▸ **Job**: Write out each line of the material again, word for word.

▸ **The records**:
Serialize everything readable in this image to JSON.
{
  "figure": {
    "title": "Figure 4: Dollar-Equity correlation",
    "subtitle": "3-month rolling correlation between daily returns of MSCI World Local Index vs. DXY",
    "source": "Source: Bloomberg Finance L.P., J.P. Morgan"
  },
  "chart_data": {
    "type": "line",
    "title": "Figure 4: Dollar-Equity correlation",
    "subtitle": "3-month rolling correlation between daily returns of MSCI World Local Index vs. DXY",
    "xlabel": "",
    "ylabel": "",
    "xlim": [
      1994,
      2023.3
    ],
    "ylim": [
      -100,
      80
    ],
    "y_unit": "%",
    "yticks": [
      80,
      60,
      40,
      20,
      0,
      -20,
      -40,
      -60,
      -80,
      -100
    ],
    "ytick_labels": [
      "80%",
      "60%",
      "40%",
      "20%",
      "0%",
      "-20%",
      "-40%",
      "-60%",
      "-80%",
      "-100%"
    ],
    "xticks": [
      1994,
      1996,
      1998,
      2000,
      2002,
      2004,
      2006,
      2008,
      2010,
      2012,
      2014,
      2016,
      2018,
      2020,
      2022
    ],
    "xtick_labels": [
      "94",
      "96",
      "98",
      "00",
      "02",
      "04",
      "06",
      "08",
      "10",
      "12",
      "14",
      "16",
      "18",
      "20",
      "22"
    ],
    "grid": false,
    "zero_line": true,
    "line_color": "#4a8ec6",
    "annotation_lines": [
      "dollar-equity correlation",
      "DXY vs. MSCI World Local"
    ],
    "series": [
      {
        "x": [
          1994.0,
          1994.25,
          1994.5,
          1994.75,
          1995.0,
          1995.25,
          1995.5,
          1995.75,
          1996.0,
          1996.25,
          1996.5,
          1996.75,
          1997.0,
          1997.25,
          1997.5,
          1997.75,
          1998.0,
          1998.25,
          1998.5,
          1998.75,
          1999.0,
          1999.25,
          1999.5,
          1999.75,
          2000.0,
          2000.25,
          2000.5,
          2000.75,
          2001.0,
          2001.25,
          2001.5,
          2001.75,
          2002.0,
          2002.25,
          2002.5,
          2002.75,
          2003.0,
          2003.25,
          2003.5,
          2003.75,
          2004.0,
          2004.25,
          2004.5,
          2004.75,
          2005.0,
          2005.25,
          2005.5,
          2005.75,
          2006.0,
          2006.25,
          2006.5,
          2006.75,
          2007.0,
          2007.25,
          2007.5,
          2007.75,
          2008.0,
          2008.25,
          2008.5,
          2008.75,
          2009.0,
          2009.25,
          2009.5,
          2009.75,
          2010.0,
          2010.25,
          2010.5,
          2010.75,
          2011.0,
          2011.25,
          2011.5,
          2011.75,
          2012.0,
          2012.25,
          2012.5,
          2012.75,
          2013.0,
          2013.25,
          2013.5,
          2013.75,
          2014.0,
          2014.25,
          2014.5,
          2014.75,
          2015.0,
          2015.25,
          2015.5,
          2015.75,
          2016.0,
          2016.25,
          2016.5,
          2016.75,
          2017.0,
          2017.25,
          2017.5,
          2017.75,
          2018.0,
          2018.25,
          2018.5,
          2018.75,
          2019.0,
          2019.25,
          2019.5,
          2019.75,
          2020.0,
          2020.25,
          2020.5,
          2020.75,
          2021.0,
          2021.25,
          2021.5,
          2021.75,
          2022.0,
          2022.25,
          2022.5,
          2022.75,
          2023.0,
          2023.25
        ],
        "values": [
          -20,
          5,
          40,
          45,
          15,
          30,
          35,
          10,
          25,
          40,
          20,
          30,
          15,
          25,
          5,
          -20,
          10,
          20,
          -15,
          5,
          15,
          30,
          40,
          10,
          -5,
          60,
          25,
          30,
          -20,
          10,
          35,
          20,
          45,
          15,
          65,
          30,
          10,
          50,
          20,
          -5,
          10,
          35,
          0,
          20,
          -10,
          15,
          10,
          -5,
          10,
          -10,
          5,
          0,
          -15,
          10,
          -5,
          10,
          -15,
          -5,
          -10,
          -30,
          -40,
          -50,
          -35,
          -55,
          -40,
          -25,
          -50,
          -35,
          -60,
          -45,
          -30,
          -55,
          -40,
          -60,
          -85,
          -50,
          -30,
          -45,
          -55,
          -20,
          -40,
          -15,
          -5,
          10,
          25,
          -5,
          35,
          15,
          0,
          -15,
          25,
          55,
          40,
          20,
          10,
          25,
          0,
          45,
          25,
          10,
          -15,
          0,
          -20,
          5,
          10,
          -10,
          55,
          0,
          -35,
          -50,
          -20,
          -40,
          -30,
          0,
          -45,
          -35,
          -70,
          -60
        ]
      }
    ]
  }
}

▸ **Reply to the exercise**:
Serialize everything readable in this image to JSON.
{
  "figure": {
    "title": "Figure 4: Dollar-Equity correlation",
    "subtitle": "3-month rolling correlation between daily returns of MSCI World Local Index vs. DXY",
    "source": "Source: Bloomberg Finance L.P., J.P. Morgan"
  },
  "chart_data": {
    "type": "line",
    "title": "Figure 4: Dollar-Equity correlation",
    "subtitle": "3-month rolling correlation between daily returns of MSCI World Local Index vs. DXY",
    "xlabel": "",
    "ylabel": "",
    "xlim": [
      1994,
      2023.3
    ],
    "ylim": [
      -100,
      80
    ],
    "y_unit": "%",
    "yticks": [
      80,
      60,
      40,
      20,
      0,
      -20,
      -40,
      -60,
      -80,
      -100
    ],
    "ytick_labels": [
      "80%",
      "60%",
      "40%",
      "20%",
      "0%",
      "-20%",
      "-40%",
      "-60%",
      "-80%",
      "-100%"
    ],
    "xticks": [
      1994,
      1996,
      1998,
      2000,
      2002,
      2004,
      2006,
      2008,
      2010,
      2012,
      2014,
      2016,
      2018,
      2020,
      2022
    ],
    "xtick_labels": [
      "94",
      "96",
      "98",
      "00",
      "02",
      "04",
      "06",
      "08",
      "10",
      "12",
      "14",
      "16",
      "18",
      "20",
      "22"
    ],
    "grid": false,
    "zero_line": true,
    "line_color": "#4a8ec6",
    "annotation_lines": [
      "dollar-equity correlation",
      "DXY vs. MSCI World Local"
    ],
    "series": [
      {
        "x": [
          1994.0,
          1994.25,
          1994.5,
          1994.75,
          1995.0,
          1995.25,
          1995.5,
          1995.75,
          1996.0,
          1996.25,
          1996.5,
          1996.75,
          1997.0,
          1997.25,
          1997.5,
          1997.75,
          1998.0,
          1998.25,
          1998.5,
          1998.75,
          1999.0,
          1999.25,
          1999.5,
          1999.75,
          2000.0,
          2000.25,
          2000.5,
          2000.75,
          2001.0,
          2001.25,
          2001.5,
          2001.75,
          2002.0,
          2002.25,
          2002.5,
          2002.75,
          2003.0,
          2003.25,
          2003.5,
          2003.75,
          2004.0,
          2004.25,
          2004.5,
          2004.75,
          2005.0,
          2005.25,
          2005.5,
          2005.75,
          2006.0,
          2006.25,
          2006.5,
          2006.75,
          2007.0,
          2007.25,
          2007.5,
          2007.75,
          2008.0,
          2008.25,
          2008.5,
          2008.75,
          2009.0,
          2009.25,
          2009.5,
          2009.75,
          2010.0,
          2010.25,
          2010.5,
          2010.75,
          2011.0,
          2011.25,
          2011.5,
          2011.75,
          2012.0,
          2012.25,
          2012.5,
          2012.75,
          2013.0,
          2013.25,
          2013.5,
          2013.75,
          2014.0,
          2014.25,
          2014.5,
          2014.75,
          2015.0,
          2015.25,
          2015.5,
          2015.75,
          2016.0,
          2016.25,
          2016.5,
          2016.75,
          2017.0,
          2017.25,
          2017.5,
          2017.75,
          2018.0,
          2018.25,
          2018.5,
          2018.75,
          2019.0,
          2019.25,
          2019.5,
          2019.75,
          2020.0,
          2020.25,
          2020.5,
          2020.75,
          2021.0,
          2021.25,
          2021.5,
          2021.75,
          2022.0,
          2022.25,
          2022.5,
          2022.75,
          2023.0,
          2023.25
        ],
        "values": [
          -20,
          5,
          40,
          45,
          15,
          30,
          35,
          10,
          25,
          40,
          20,
          30,
          15,
          25,
          5,
          -20,
          10,
          20,
          -15,
          5,
          15,
          30,
          40,
          10,
          -5,
          60,
          25,
          30,
          -20,
          10,
          35,
          20,
          45,
          15,
          65,
          30,
          10,
          50,
          20,
          -5,
          10,
          35,
          0,
          20,
          -10,
          15,
          10,
          -5,
          10,
          -10,
          5,
          0,
          -15,
          10,
          -5,
          10,
          -15,
          -5,
          -10,
          -30,
          -40,
          -50,
          -35,
          -55,
          -40,
          -25,
          -50,
          -35,
          -60,
          -45,
          -30,
          -55,
          -40,
          -60,
          -85,
          -50,
          -30,
          -45,
          -55,
          -20,
          -40,
          -15,
          -5,
          10,
          25,
          -5,
          35,
          15,
          0,
          -15,
          25,
          55,
          40,
          20,
          10,
          25,
          0,
          45,
          25,
          10,
          -15,
          0,
          -20,
          5,
          10,
          -10,
          55,
          0,
          -35,
          -50,
          -20,
          -40,
          -30,
          0,
          -45,
          -35,
          -70,
          -60
        ]
      }
    ]
  }
}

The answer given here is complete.